> [PROBLEM DETAILS] Assemble all lines in which the string "exposure" appears.

* START *

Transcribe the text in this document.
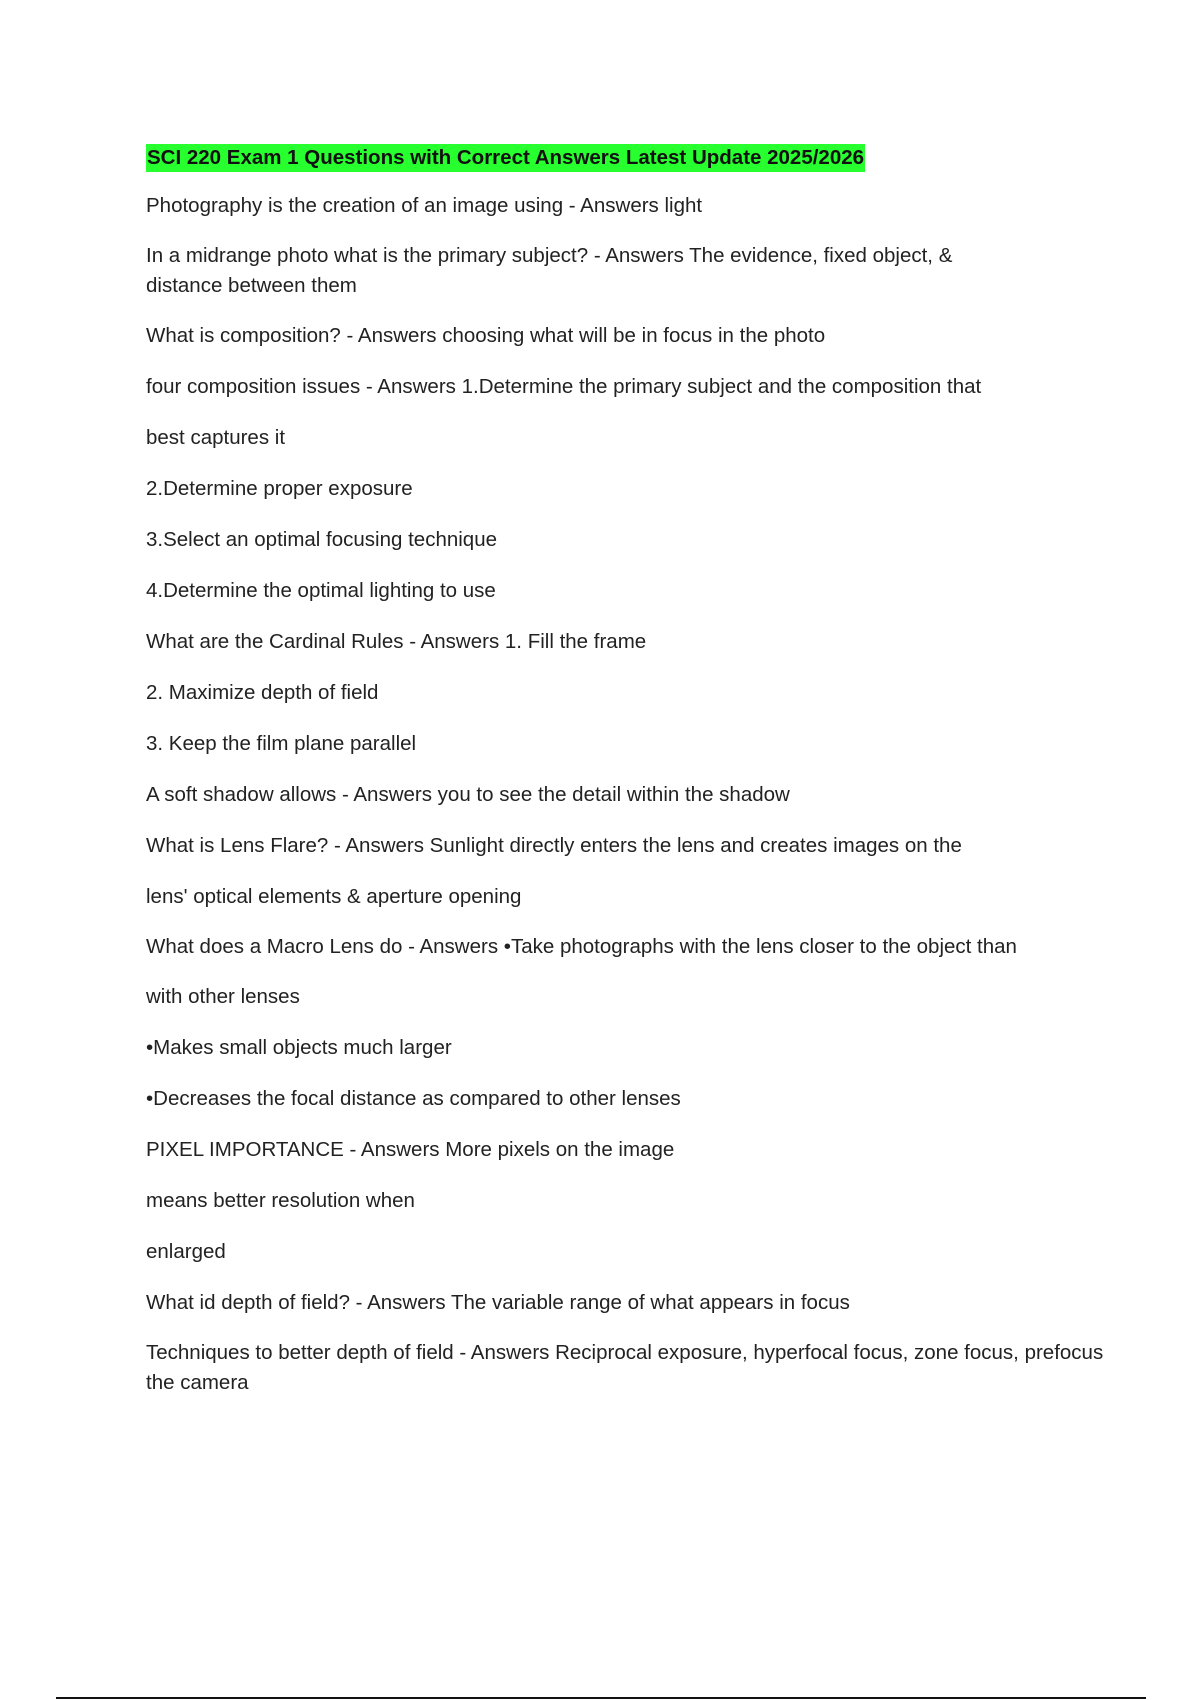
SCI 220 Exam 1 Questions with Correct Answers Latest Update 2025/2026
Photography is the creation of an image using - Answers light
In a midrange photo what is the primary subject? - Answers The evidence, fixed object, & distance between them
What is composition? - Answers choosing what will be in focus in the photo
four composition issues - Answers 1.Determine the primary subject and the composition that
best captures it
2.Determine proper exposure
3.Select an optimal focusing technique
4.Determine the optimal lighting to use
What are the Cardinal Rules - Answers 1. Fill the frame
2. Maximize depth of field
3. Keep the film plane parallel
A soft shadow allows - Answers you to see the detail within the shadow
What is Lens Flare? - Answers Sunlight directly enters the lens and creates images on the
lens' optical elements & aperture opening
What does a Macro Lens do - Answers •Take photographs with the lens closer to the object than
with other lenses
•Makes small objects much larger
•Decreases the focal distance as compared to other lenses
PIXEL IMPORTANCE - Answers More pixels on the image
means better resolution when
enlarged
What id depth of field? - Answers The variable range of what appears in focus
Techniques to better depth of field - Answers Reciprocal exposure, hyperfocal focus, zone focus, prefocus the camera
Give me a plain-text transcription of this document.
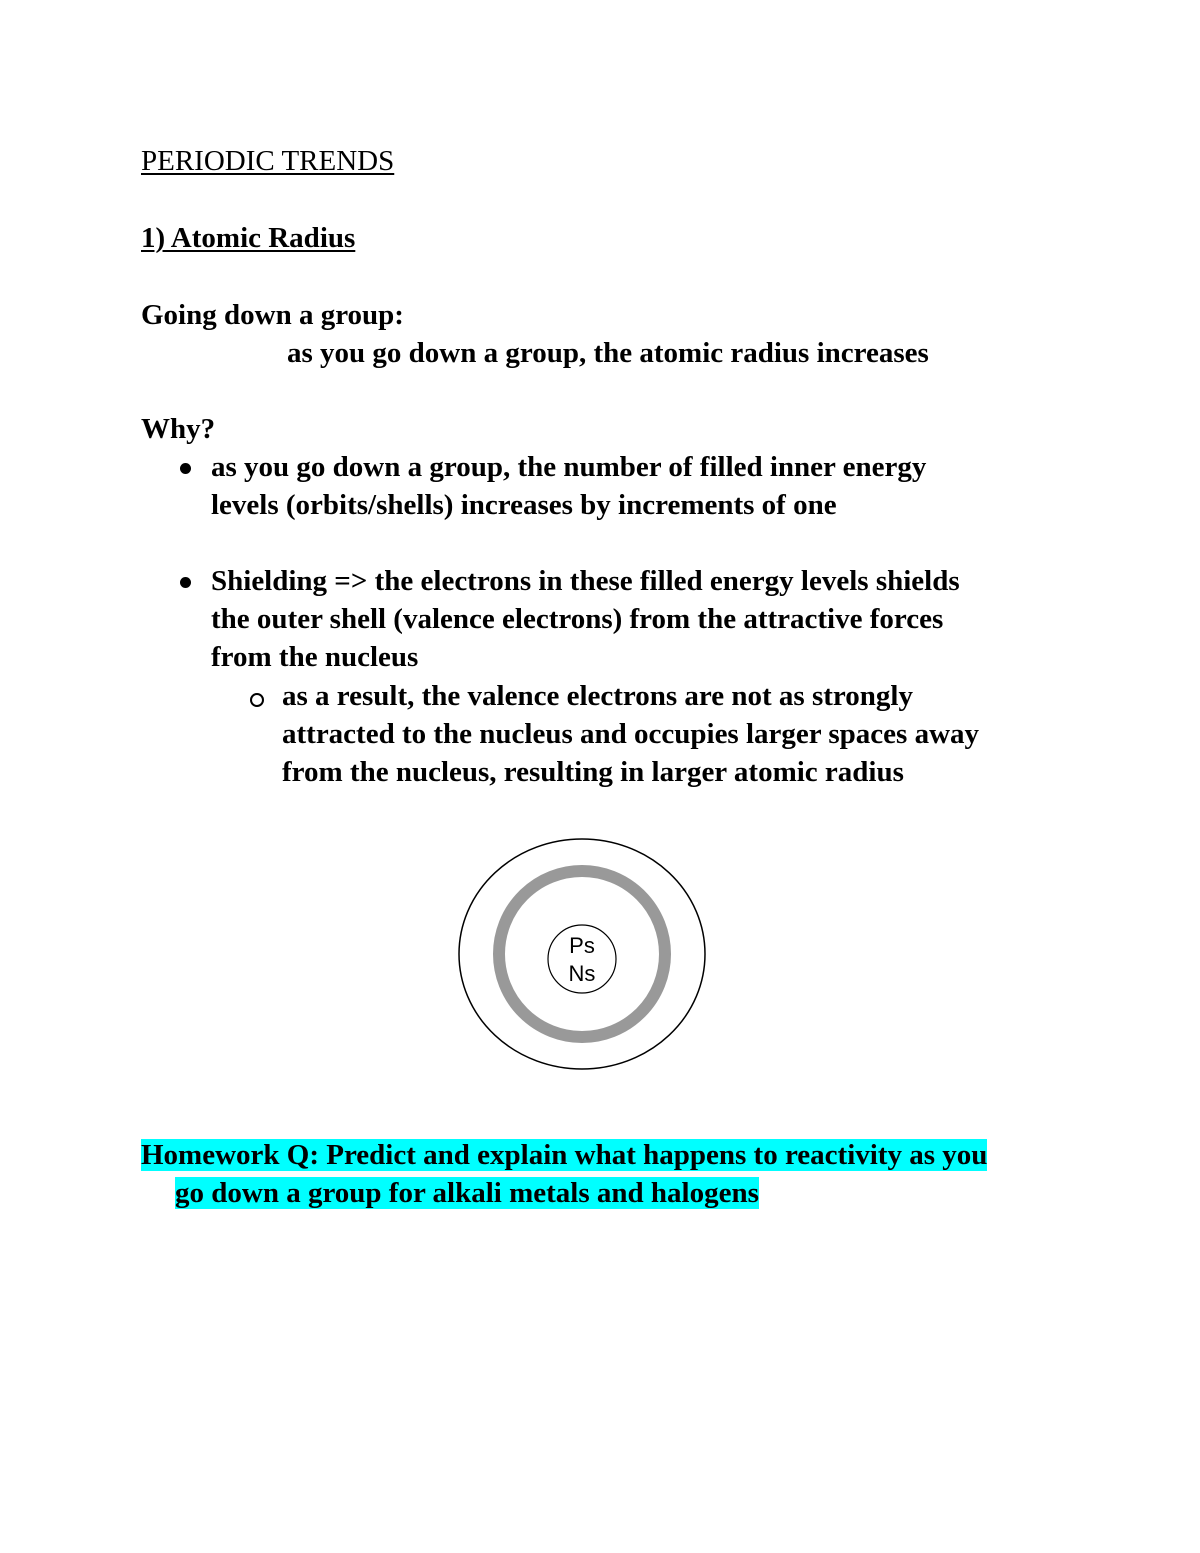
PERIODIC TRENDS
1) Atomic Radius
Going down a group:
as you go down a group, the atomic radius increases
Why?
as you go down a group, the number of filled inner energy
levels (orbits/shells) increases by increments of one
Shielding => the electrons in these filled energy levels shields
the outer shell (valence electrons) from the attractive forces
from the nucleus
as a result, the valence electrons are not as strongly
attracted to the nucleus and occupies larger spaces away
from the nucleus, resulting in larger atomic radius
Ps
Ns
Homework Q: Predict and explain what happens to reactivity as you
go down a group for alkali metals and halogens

* END *

> [EXERCISE ANSWER]
2.Determine proper exposure
Techniques to better depth of field - Answers Reciprocal exposure, hyperfocal focus, zone focus, prefocus the camera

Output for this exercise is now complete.